** Begin Given information **
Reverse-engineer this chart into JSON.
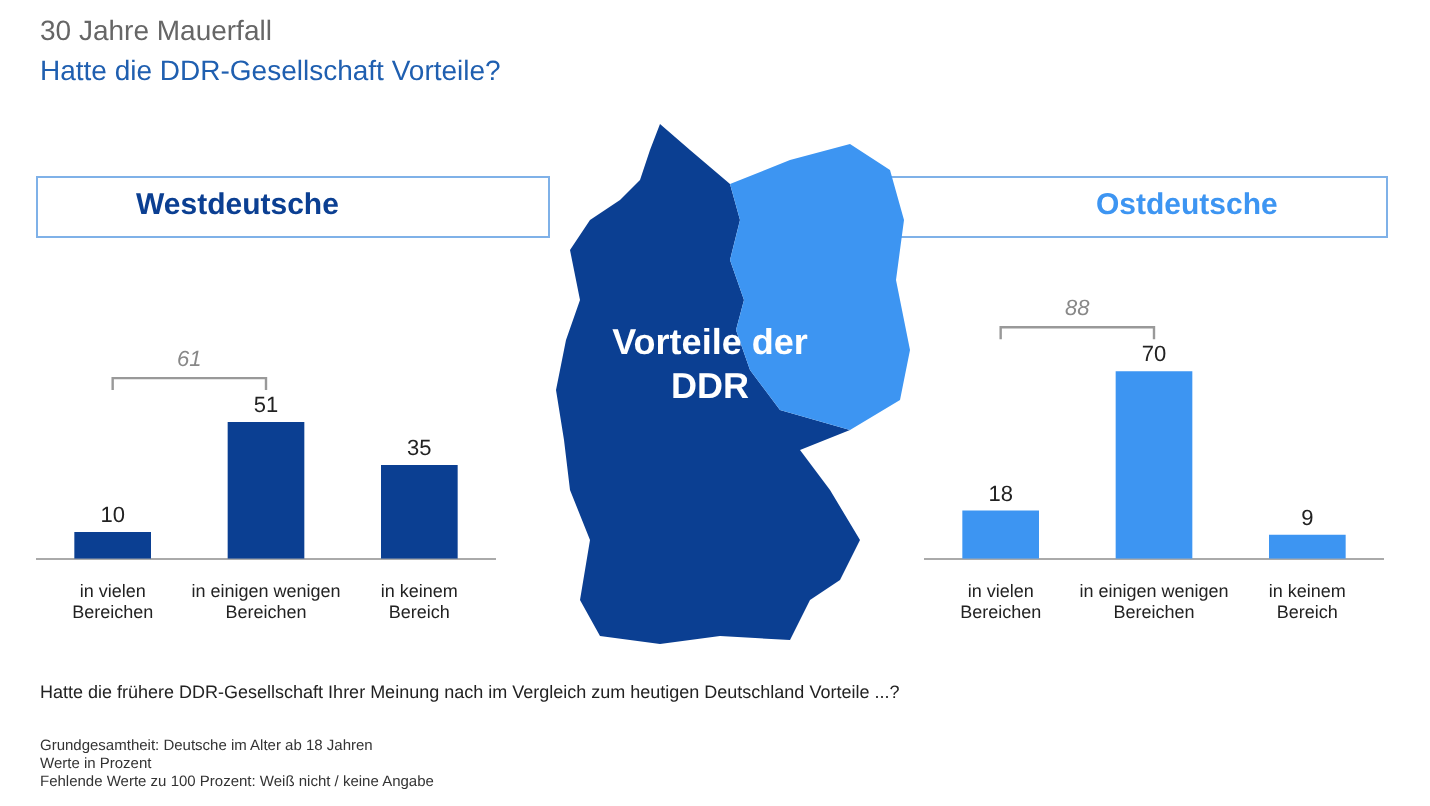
{
  "chart_data": [
    {
      "type": "other",
      "title": "30 Jahre Mauerfall",
      "subtitle": "Hatte die DDR-Gesellschaft Vorteile?",
      "annotations": [
        "Vorteile der DDR",
        "Hatte die frühere DDR-Gesellschaft Ihrer Meinung nach im Vergleich zum heutigen Deutschland Vorteile ...?",
        "Grundgesamtheit: Deutsche im Alter ab 18 Jahren",
        "Werte in Prozent",
        "Fehlende Werte zu 100 Prozent: Weiß nicht / keine Angabe"
      ]
    },
    {
      "type": "bar",
      "title": "Westdeutsche",
      "categories": [
        "in vielen Bereichen",
        "in einigen wenigen Bereichen",
        "in keinem Bereich"
      ],
      "values": [
        10,
        51,
        35
      ],
      "color": "#0b3f92",
      "data_labels": true,
      "annotations": [
        "61"
      ],
      "legend": false
    },
    {
      "type": "bar",
      "title": "Ostdeutsche",
      "categories": [
        "in vielen Bereichen",
        "in einigen wenigen Bereichen",
        "in keinem Bereich"
      ],
      "values": [
        18,
        70,
        9
      ],
      "color": "#3d95f2",
      "data_labels": true,
      "annotations": [
        "88"
      ],
      "legend": false
    }
  ]
}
** End Given information **
§ **What needs to be done**: Using the data above, copy each line that contains "Gesellschaft".

§ **Written response**:
      "subtitle": "Hatte die DDR-Gesellschaft Vorteile?",
        "Hatte die frühere DDR-Gesellschaft Ihrer Meinung nach im Vergleich zum heutigen Deutschland Vorteile ...?",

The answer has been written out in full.